# What you have to do
Copy every row below word for word, leaving out the pictures.
....
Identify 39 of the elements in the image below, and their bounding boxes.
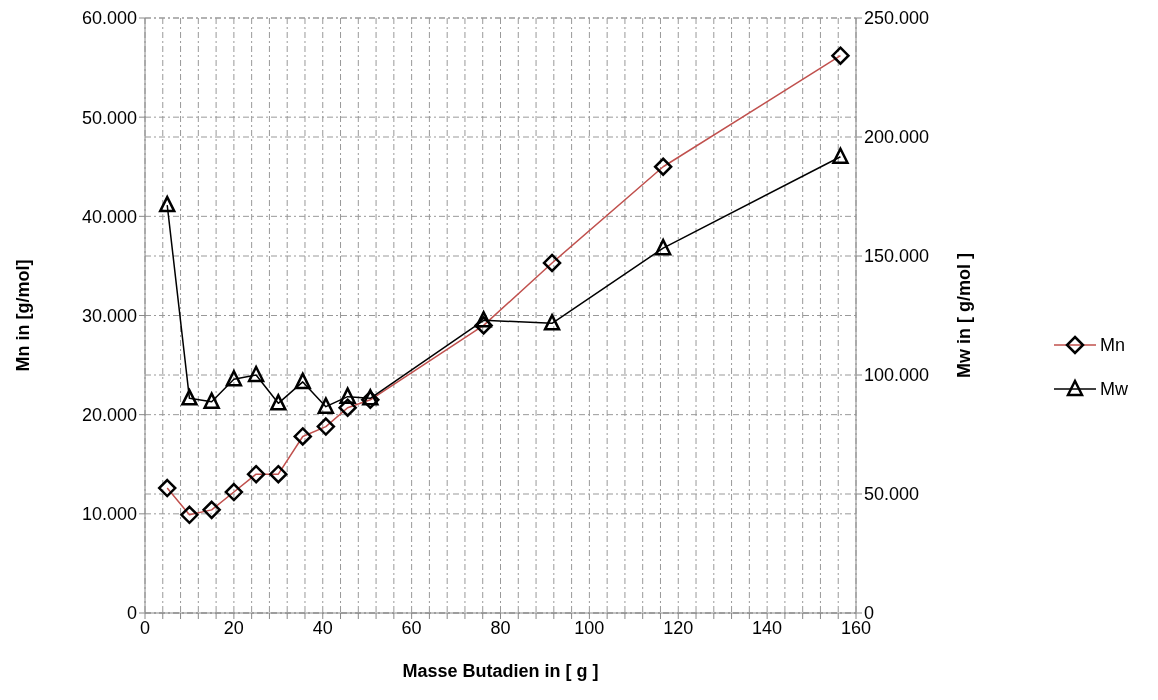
y-tick-label: 60.000 bbox=[81, 8, 137, 29]
point bbox=[181, 389, 198, 406]
point bbox=[247, 365, 265, 383]
y-tick-label: 0 bbox=[126, 603, 137, 624]
point bbox=[294, 372, 311, 390]
x-tick-label: 80 bbox=[490, 617, 511, 638]
y2-axis-title: Mw in [ g/mol ] bbox=[954, 253, 975, 378]
point bbox=[317, 397, 335, 414]
point bbox=[270, 394, 287, 411]
y-axis-title: Mn in [g/mol] bbox=[13, 259, 34, 372]
y2-tick-label: 100.000 bbox=[864, 365, 930, 386]
x-tick-label: 120 bbox=[663, 617, 694, 638]
x-tick-label: 0 bbox=[139, 617, 151, 638]
point bbox=[158, 195, 176, 213]
y2-tick-label: 250.000 bbox=[864, 8, 930, 29]
y2-tick-label: 200.000 bbox=[864, 127, 930, 148]
y2-tick-label: 50.000 bbox=[864, 484, 920, 505]
legend-label: Mw bbox=[1100, 378, 1128, 400]
point bbox=[543, 314, 561, 331]
point bbox=[339, 387, 356, 404]
point bbox=[475, 311, 492, 328]
x-tick-label: 20 bbox=[223, 617, 244, 638]
y-tick-label: 20.000 bbox=[81, 405, 137, 426]
point bbox=[654, 238, 672, 256]
x-axis-title: Masse Butadien in [ g ] bbox=[402, 661, 599, 681]
point bbox=[225, 370, 243, 387]
y-tick-label: 30.000 bbox=[81, 305, 137, 326]
point bbox=[203, 392, 220, 409]
y-tick-label: 10.000 bbox=[81, 504, 137, 525]
y2-tick-label: 150.000 bbox=[864, 246, 930, 267]
x-tick-label: 140 bbox=[752, 617, 783, 638]
x-tick-label: 60 bbox=[401, 617, 422, 638]
point bbox=[362, 389, 379, 406]
x-tick-label: 40 bbox=[312, 617, 333, 638]
y-tick-label: 50.000 bbox=[81, 107, 137, 128]
y-tick-label: 40.000 bbox=[81, 206, 137, 227]
point bbox=[832, 147, 849, 164]
x-tick-label: 100 bbox=[574, 617, 605, 638]
legend-label: Mn bbox=[1100, 334, 1126, 356]
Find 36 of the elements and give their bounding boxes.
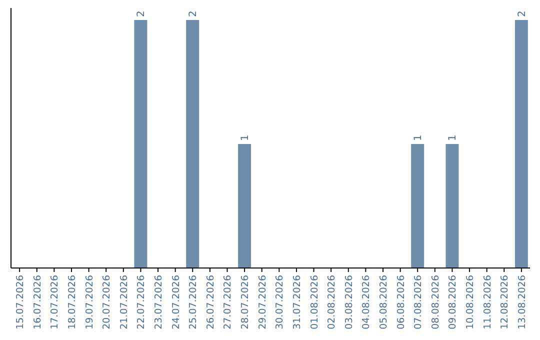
x-tick-label: 24.07.2026 xyxy=(170,275,182,330)
x-tick-label: 26.07.2026 xyxy=(205,275,216,330)
x-tick-label: 04.08.2026 xyxy=(361,275,372,330)
x-tick-label: 09.08.2026 xyxy=(448,275,459,330)
x-tick-label: 19.07.2026 xyxy=(84,275,96,330)
x-tick-label: 21.07.2026 xyxy=(118,275,130,330)
x-tick-label: 17.07.2026 xyxy=(50,275,61,330)
x-tick-label: 05.08.2026 xyxy=(378,275,390,330)
x-tick-label: 12.08.2026 xyxy=(500,275,511,330)
x-tick-label: 03.08.2026 xyxy=(344,275,355,330)
data-label: 1 xyxy=(413,134,424,141)
x-tick-label: 20.07.2026 xyxy=(102,275,113,330)
data-label: 2 xyxy=(188,10,200,17)
x-tick-label: 10.08.2026 xyxy=(465,275,476,330)
x-tick-label: 23.07.2026 xyxy=(154,275,165,330)
x-tick-label: 01.08.2026 xyxy=(309,275,320,330)
x-tick-label: 16.07.2026 xyxy=(32,275,44,330)
x-tick-label: 22.07.2026 xyxy=(136,275,148,330)
x-tick-label: 07.08.2026 xyxy=(413,275,424,330)
x-tick-label: 29.07.2026 xyxy=(257,275,268,330)
x-tick-label: 02.08.2026 xyxy=(326,275,338,330)
x-tick-label: 08.08.2026 xyxy=(430,275,442,330)
data-label: 1 xyxy=(240,134,252,141)
x-tick-label: 06.08.2026 xyxy=(396,275,407,330)
x-tick-label: 15.07.2026 xyxy=(15,275,26,330)
x-tick-label: 13.08.2026 xyxy=(516,275,528,330)
x-tick-label: 18.07.2026 xyxy=(66,275,78,330)
data-label: 2 xyxy=(516,10,528,17)
data-label: 2 xyxy=(136,10,148,17)
x-tick-label: 27.07.2026 xyxy=(222,275,234,330)
x-tick-label: 11.08.2026 xyxy=(482,275,494,330)
x-tick-label: 28.07.2026 xyxy=(240,275,252,330)
x-tick-label: 30.07.2026 xyxy=(274,275,286,330)
data-label: 1 xyxy=(448,134,459,141)
x-tick-label: 31.07.2026 xyxy=(292,275,303,330)
x-tick-label: 25.07.2026 xyxy=(188,275,200,330)
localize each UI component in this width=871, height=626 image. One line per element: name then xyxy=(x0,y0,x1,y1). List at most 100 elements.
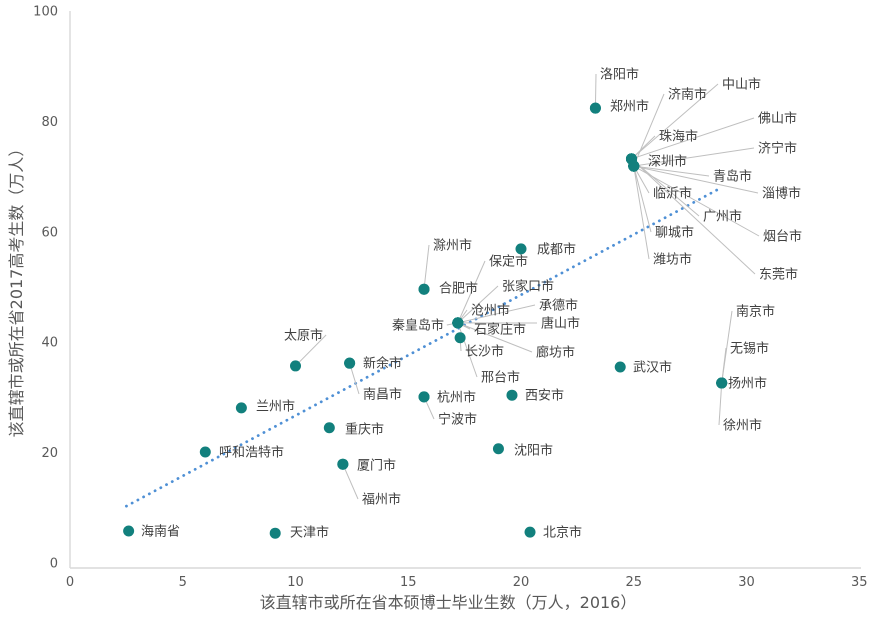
....
# Task answer
Identify 39 of the elements in the image below, and their bounding boxes.
y-tick-label: 60.000 bbox=[81, 8, 137, 29]
point bbox=[181, 389, 198, 406]
point bbox=[247, 365, 265, 383]
y-tick-label: 0 bbox=[126, 603, 137, 624]
point bbox=[294, 372, 311, 390]
x-tick-label: 80 bbox=[490, 617, 511, 638]
y2-axis-title: Mw in [ g/mol ] bbox=[954, 253, 975, 378]
point bbox=[317, 397, 335, 414]
point bbox=[270, 394, 287, 411]
y-axis-title: Mn in [g/mol] bbox=[13, 259, 34, 372]
y2-tick-label: 100.000 bbox=[864, 365, 930, 386]
x-tick-label: 120 bbox=[663, 617, 694, 638]
x-tick-label: 0 bbox=[139, 617, 151, 638]
point bbox=[158, 195, 176, 213]
y2-tick-label: 250.000 bbox=[864, 8, 930, 29]
y2-tick-label: 200.000 bbox=[864, 127, 930, 148]
y2-tick-label: 50.000 bbox=[864, 484, 920, 505]
legend-label: Mw bbox=[1100, 378, 1128, 400]
point bbox=[543, 314, 561, 331]
point bbox=[339, 387, 356, 404]
point bbox=[475, 311, 492, 328]
x-tick-label: 20 bbox=[223, 617, 244, 638]
y-tick-label: 20.000 bbox=[81, 405, 137, 426]
point bbox=[654, 238, 672, 256]
x-axis-title: Masse Butadien in [ g ] bbox=[402, 661, 599, 681]
point bbox=[225, 370, 243, 387]
y-tick-label: 30.000 bbox=[81, 305, 137, 326]
point bbox=[203, 392, 220, 409]
y-tick-label: 10.000 bbox=[81, 504, 137, 525]
y2-tick-label: 150.000 bbox=[864, 246, 930, 267]
x-tick-label: 140 bbox=[752, 617, 783, 638]
x-tick-label: 60 bbox=[401, 617, 422, 638]
point bbox=[362, 389, 379, 406]
x-tick-label: 40 bbox=[312, 617, 333, 638]
y-tick-label: 50.000 bbox=[81, 107, 137, 128]
y-tick-label: 40.000 bbox=[81, 206, 137, 227]
point bbox=[832, 147, 849, 164]
x-tick-label: 100 bbox=[574, 617, 605, 638]
legend-label: Mn bbox=[1100, 334, 1126, 356]
Find 36 of the elements and give their bounding boxes.
x-tick-label: 24.07.2026 xyxy=(170,275,182,330)
x-tick-label: 26.07.2026 xyxy=(205,275,216,330)
x-tick-label: 04.08.2026 xyxy=(361,275,372,330)
x-tick-label: 09.08.2026 xyxy=(448,275,459,330)
x-tick-label: 19.07.2026 xyxy=(84,275,96,330)
x-tick-label: 21.07.2026 xyxy=(118,275,130,330)
x-tick-label: 17.07.2026 xyxy=(50,275,61,330)
x-tick-label: 05.08.2026 xyxy=(378,275,390,330)
x-tick-label: 12.08.2026 xyxy=(500,275,511,330)
x-tick-label: 03.08.2026 xyxy=(344,275,355,330)
data-label: 1 xyxy=(413,134,424,141)
x-tick-label: 20.07.2026 xyxy=(102,275,113,330)
data-label: 2 xyxy=(188,10,200,17)
x-tick-label: 10.08.2026 xyxy=(465,275,476,330)
x-tick-label: 23.07.2026 xyxy=(154,275,165,330)
x-tick-label: 01.08.2026 xyxy=(309,275,320,330)
x-tick-label: 16.07.2026 xyxy=(32,275,44,330)
x-tick-label: 22.07.2026 xyxy=(136,275,148,330)
x-tick-label: 07.08.2026 xyxy=(413,275,424,330)
x-tick-label: 29.07.2026 xyxy=(257,275,268,330)
x-tick-label: 02.08.2026 xyxy=(326,275,338,330)
x-tick-label: 08.08.2026 xyxy=(430,275,442,330)
data-label: 1 xyxy=(240,134,252,141)
x-tick-label: 06.08.2026 xyxy=(396,275,407,330)
x-tick-label: 15.07.2026 xyxy=(15,275,26,330)
x-tick-label: 13.08.2026 xyxy=(516,275,528,330)
x-tick-label: 18.07.2026 xyxy=(66,275,78,330)
data-label: 2 xyxy=(516,10,528,17)
data-label: 2 xyxy=(136,10,148,17)
x-tick-label: 27.07.2026 xyxy=(222,275,234,330)
x-tick-label: 11.08.2026 xyxy=(482,275,494,330)
x-tick-label: 28.07.2026 xyxy=(240,275,252,330)
x-tick-label: 30.07.2026 xyxy=(274,275,286,330)
data-label: 1 xyxy=(448,134,459,141)
x-tick-label: 31.07.2026 xyxy=(292,275,303,330)
x-tick-label: 25.07.2026 xyxy=(188,275,200,330)
localize each UI component in this width=871, height=626 image. One line per element: name then xyxy=(x0,y0,x1,y1). List at most 100 elements.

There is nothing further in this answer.